* _Selected extract_
▶

Slovenian Cases

Cape Madona Underwater Learning Path

a case of educational tourism helping to preserve biodiversity of marine habitats surrounding the cape with historic town of Piran

Key words:
educational tourism

The marine natural monument Cape Madona is situated at the very end of the Cape Madona, where the oldest part of the historic town of Piran is located. The town of Piran is one of three well-preserved middle-age Mediterranean towns along the Slovene coast.


Problems / Conflicts / Opportunities
Cape Madona represents one of the most distinct, accessible and, at the same time, endangered parts of the Slovene coastal waters. The main reason is its extremely diverse animal and plant life, which is endangered by fishing and recreation.

The hard rocky bottom, which extends along the entire Slovene coast, descends more or less evenly from the coastline to the depth of a few meters, and then suddenly takes a greater plunge right down to the sedimentary floor (33 m deep). This "plunge" is particularly explicit at the Cape Madona, providing the small area of the Cape Madona with high diversity of habitats, and consecutively with great biodiversity. Here one can find more than 50 macro-benthic species that provide good living conditions for numerous animals. Among them are various shells, sea urchins, sea horses, crabs, sea snails, sponges, numerous species of fish, and many others. Some stone corals (Cladophora caespitosa) can also be found there, which gives the area a special character.

In the summer, the coast of the Cape Madona turns into the main town’s beach, and a lot of bathers snorkel in the area that is under protection. They pull out many endangered bivalve and other sea creatures. There is also a lack of information regarding protected species on beaches themselves and in tourist agencies. Lastly, some species, listed in the SPA protocol, such as sea horse (Hippocampus guttulatus and H. hippocampus) are found in some stores, providing souvenirs for tourists. The store owners are generally not aware of the fact that both species are protected.

◀

* _Data rows_
▶

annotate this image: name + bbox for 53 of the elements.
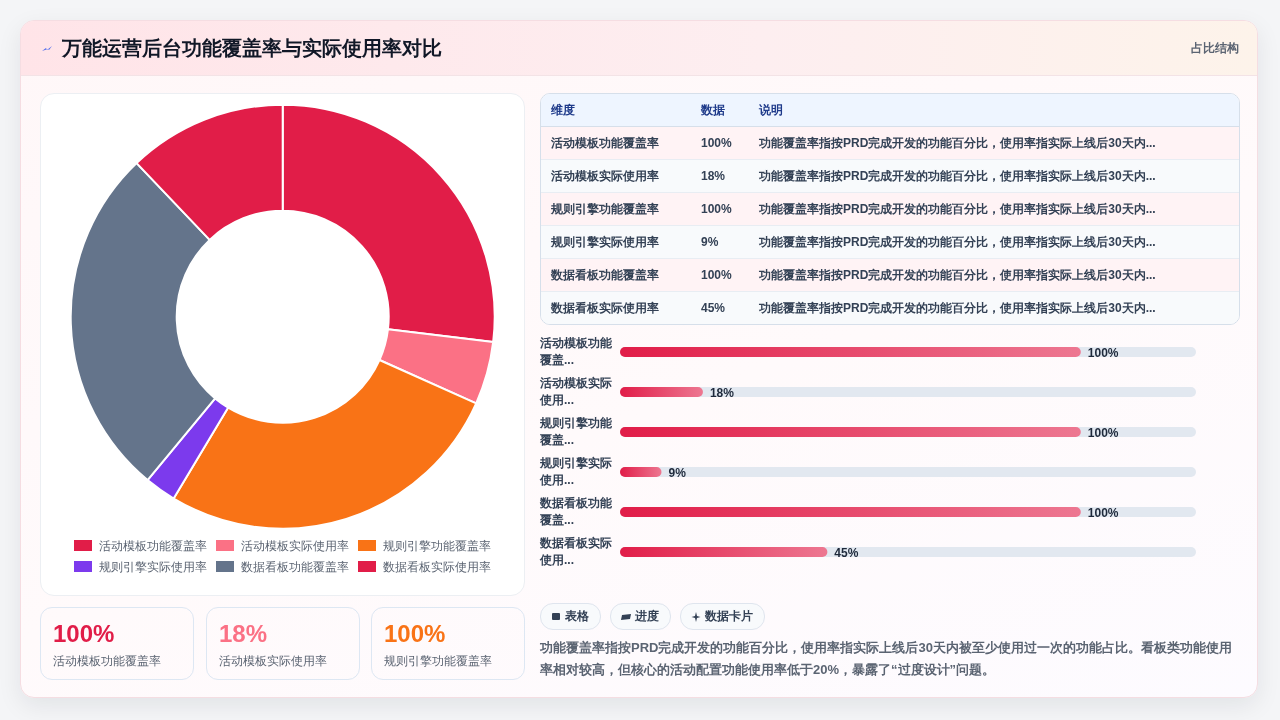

◀
▶

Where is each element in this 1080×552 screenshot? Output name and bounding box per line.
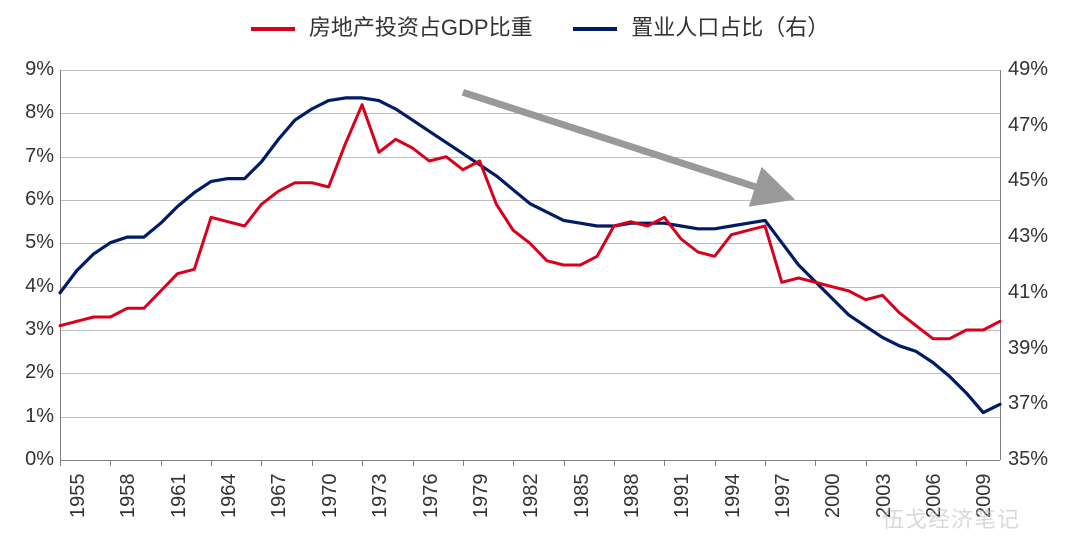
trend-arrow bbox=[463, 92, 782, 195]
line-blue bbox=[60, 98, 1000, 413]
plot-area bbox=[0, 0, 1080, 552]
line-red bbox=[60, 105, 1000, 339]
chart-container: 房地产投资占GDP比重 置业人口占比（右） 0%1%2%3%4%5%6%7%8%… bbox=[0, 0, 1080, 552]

◀

* _Task directions_
From the piece on Cape Madona, set down verbatim the passage that begins at "In the summer, the" and stops after "species are protected.".

* _Expected output_
In the summer, the coast of the Cape Madona turns into the main town’s beach, and a lot of bathers snorkel in the area that is under protection. They pull out many endangered bivalve and other sea creatures. There is also a lack of information regarding protected species on beaches themselves and in tourist agencies. Lastly, some species, listed in the SPA protocol, such as sea horse (Hippocampus guttulatus and H. hippocampus) are found in some stores, providing souvenirs for tourists. The store owners are generally not aware of the fact that both species are protected.